WHAT THE TASK ASKS – Could you transcribe the material below exactly, without leaving out a single line?

● ● ● ● ● ● ●

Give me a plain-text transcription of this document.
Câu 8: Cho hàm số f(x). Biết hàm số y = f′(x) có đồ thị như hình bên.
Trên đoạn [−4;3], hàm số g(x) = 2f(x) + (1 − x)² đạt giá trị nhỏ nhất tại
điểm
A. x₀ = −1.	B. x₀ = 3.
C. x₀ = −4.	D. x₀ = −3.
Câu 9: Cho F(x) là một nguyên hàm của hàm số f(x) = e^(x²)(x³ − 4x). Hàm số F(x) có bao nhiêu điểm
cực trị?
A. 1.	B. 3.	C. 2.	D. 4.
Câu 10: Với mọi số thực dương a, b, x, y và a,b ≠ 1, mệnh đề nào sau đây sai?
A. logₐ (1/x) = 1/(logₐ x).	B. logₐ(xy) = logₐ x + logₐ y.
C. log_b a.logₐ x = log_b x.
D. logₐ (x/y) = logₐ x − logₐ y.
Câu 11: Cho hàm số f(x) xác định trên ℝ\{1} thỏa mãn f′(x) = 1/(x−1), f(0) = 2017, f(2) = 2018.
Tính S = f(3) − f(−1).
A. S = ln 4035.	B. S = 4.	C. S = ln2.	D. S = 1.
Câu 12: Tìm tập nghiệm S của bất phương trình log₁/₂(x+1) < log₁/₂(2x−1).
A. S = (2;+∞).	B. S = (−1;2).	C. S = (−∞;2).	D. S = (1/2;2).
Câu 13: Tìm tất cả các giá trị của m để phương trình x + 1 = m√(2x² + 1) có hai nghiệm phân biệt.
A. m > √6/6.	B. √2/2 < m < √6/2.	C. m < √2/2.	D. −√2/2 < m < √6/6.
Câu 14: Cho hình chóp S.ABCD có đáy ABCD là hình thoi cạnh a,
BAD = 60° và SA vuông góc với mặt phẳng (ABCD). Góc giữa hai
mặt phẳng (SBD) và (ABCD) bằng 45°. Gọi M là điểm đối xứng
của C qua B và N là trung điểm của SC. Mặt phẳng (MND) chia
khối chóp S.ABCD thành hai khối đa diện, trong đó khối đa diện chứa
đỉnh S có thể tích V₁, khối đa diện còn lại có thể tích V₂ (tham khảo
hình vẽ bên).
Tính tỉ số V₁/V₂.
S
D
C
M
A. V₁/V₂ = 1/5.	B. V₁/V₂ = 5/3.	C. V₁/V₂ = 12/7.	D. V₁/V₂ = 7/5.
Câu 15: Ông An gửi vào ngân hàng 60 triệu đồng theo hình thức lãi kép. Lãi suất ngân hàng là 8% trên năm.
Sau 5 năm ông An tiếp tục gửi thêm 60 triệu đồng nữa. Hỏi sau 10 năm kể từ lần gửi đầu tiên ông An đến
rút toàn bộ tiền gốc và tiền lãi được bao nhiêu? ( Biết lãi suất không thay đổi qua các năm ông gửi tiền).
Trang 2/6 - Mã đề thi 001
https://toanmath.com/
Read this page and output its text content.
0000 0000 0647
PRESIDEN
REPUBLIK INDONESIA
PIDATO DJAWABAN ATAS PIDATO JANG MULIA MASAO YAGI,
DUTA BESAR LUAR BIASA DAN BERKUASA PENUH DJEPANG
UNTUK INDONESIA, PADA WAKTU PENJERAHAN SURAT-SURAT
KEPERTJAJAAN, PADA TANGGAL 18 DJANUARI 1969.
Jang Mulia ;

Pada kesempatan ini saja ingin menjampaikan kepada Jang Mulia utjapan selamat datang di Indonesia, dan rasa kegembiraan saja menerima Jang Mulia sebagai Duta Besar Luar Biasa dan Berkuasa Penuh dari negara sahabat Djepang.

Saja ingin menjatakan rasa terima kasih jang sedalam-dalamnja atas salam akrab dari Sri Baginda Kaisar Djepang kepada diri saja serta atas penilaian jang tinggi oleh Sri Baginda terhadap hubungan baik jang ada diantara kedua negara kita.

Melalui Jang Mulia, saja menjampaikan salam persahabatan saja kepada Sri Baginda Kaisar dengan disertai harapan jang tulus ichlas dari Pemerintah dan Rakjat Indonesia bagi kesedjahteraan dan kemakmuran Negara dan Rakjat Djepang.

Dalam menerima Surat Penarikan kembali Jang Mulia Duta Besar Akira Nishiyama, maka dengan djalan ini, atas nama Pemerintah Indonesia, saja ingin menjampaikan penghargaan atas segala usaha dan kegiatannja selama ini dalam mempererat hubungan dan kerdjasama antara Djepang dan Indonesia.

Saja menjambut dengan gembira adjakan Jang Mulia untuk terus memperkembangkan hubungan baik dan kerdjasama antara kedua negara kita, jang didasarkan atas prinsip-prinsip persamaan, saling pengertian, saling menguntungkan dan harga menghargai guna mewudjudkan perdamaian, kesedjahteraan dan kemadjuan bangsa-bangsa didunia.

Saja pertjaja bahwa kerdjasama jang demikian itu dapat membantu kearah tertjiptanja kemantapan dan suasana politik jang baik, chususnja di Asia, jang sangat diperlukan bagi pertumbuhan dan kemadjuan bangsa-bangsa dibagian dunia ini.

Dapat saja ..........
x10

● ● ● ● ● ● ●

THE SOLUTION –
Give me a plain-text transcription of this document.
Câu 8: Cho hàm số f(x). Biết hàm số y = f′(x) có đồ thị như hình bên.
Trên đoạn [−4;3], hàm số g(x) = 2f(x) + (1 − x)² đạt giá trị nhỏ nhất tại
điểm
A. x₀ = −1.	B. x₀ = 3.
C. x₀ = −4.	D. x₀ = −3.
Câu 9: Cho F(x) là một nguyên hàm của hàm số f(x) = e^(x²)(x³ − 4x). Hàm số F(x) có bao nhiêu điểm
cực trị?
A. 1.	B. 3.	C. 2.	D. 4.
Câu 10: Với mọi số thực dương a, b, x, y và a,b ≠ 1, mệnh đề nào sau đây sai?
A. logₐ (1/x) = 1/(logₐ x).	B. logₐ(xy) = logₐ x + logₐ y.
C. log_b a.logₐ x = log_b x.
D. logₐ (x/y) = logₐ x − logₐ y.
Câu 11: Cho hàm số f(x) xác định trên ℝ\{1} thỏa mãn f′(x) = 1/(x−1), f(0) = 2017, f(2) = 2018.
Tính S = f(3) − f(−1).
A. S = ln 4035.	B. S = 4.	C. S = ln2.	D. S = 1.
Câu 12: Tìm tập nghiệm S của bất phương trình log₁/₂(x+1) < log₁/₂(2x−1).
A. S = (2;+∞).	B. S = (−1;2).	C. S = (−∞;2).	D. S = (1/2;2).
Câu 13: Tìm tất cả các giá trị của m để phương trình x + 1 = m√(2x² + 1) có hai nghiệm phân biệt.
A. m > √6/6.	B. √2/2 < m < √6/2.	C. m < √2/2.	D. −√2/2 < m < √6/6.
Câu 14: Cho hình chóp S.ABCD có đáy ABCD là hình thoi cạnh a,
BAD = 60° và SA vuông góc với mặt phẳng (ABCD). Góc giữa hai
mặt phẳng (SBD) và (ABCD) bằng 45°. Gọi M là điểm đối xứng
của C qua B và N là trung điểm của SC. Mặt phẳng (MND) chia
khối chóp S.ABCD thành hai khối đa diện, trong đó khối đa diện chứa
đỉnh S có thể tích V₁, khối đa diện còn lại có thể tích V₂ (tham khảo
hình vẽ bên).
Tính tỉ số V₁/V₂.
S
D
C
M
A. V₁/V₂ = 1/5.	B. V₁/V₂ = 5/3.	C. V₁/V₂ = 12/7.	D. V₁/V₂ = 7/5.
Câu 15: Ông An gửi vào ngân hàng 60 triệu đồng theo hình thức lãi kép. Lãi suất ngân hàng là 8% trên năm.
Sau 5 năm ông An tiếp tục gửi thêm 60 triệu đồng nữa. Hỏi sau 10 năm kể từ lần gửi đầu tiên ông An đến
rút toàn bộ tiền gốc và tiền lãi được bao nhiêu? ( Biết lãi suất không thay đổi qua các năm ông gửi tiền).
Trang 2/6 - Mã đề thi 001
https://toanmath.com/
Read this page and output its text content.
0000 0000 0647
PRESIDEN
REPUBLIK INDONESIA
PIDATO DJAWABAN ATAS PIDATO JANG MULIA MASAO YAGI,
DUTA BESAR LUAR BIASA DAN BERKUASA PENUH DJEPANG
UNTUK INDONESIA, PADA WAKTU PENJERAHAN SURAT-SURAT
KEPERTJAJAAN, PADA TANGGAL 18 DJANUARI 1969.
Jang Mulia ;

Pada kesempatan ini saja ingin menjampaikan kepada Jang Mulia utjapan selamat datang di Indonesia, dan rasa kegembiraan saja menerima Jang Mulia sebagai Duta Besar Luar Biasa dan Berkuasa Penuh dari negara sahabat Djepang.

Saja ingin menjatakan rasa terima kasih jang sedalam-dalamnja atas salam akrab dari Sri Baginda Kaisar Djepang kepada diri saja serta atas penilaian jang tinggi oleh Sri Baginda terhadap hubungan baik jang ada diantara kedua negara kita.

Melalui Jang Mulia, saja menjampaikan salam persahabatan saja kepada Sri Baginda Kaisar dengan disertai harapan jang tulus ichlas dari Pemerintah dan Rakjat Indonesia bagi kesedjahteraan dan kemakmuran Negara dan Rakjat Djepang.

Dalam menerima Surat Penarikan kembali Jang Mulia Duta Besar Akira Nishiyama, maka dengan djalan ini, atas nama Pemerintah Indonesia, saja ingin menjampaikan penghargaan atas segala usaha dan kegiatannja selama ini dalam mempererat hubungan dan kerdjasama antara Djepang dan Indonesia.

Saja menjambut dengan gembira adjakan Jang Mulia untuk terus memperkembangkan hubungan baik dan kerdjasama antara kedua negara kita, jang didasarkan atas prinsip-prinsip persamaan, saling pengertian, saling menguntungkan dan harga menghargai guna mewudjudkan perdamaian, kesedjahteraan dan kemadjuan bangsa-bangsa didunia.

Saja pertjaja bahwa kerdjasama jang demikian itu dapat membantu kearah tertjiptanja kemantapan dan suasana politik jang baik, chususnja di Asia, jang sangat diperlukan bagi pertumbuhan dan kemadjuan bangsa-bangsa dibagian dunia ini.

Dapat saja ..........
x10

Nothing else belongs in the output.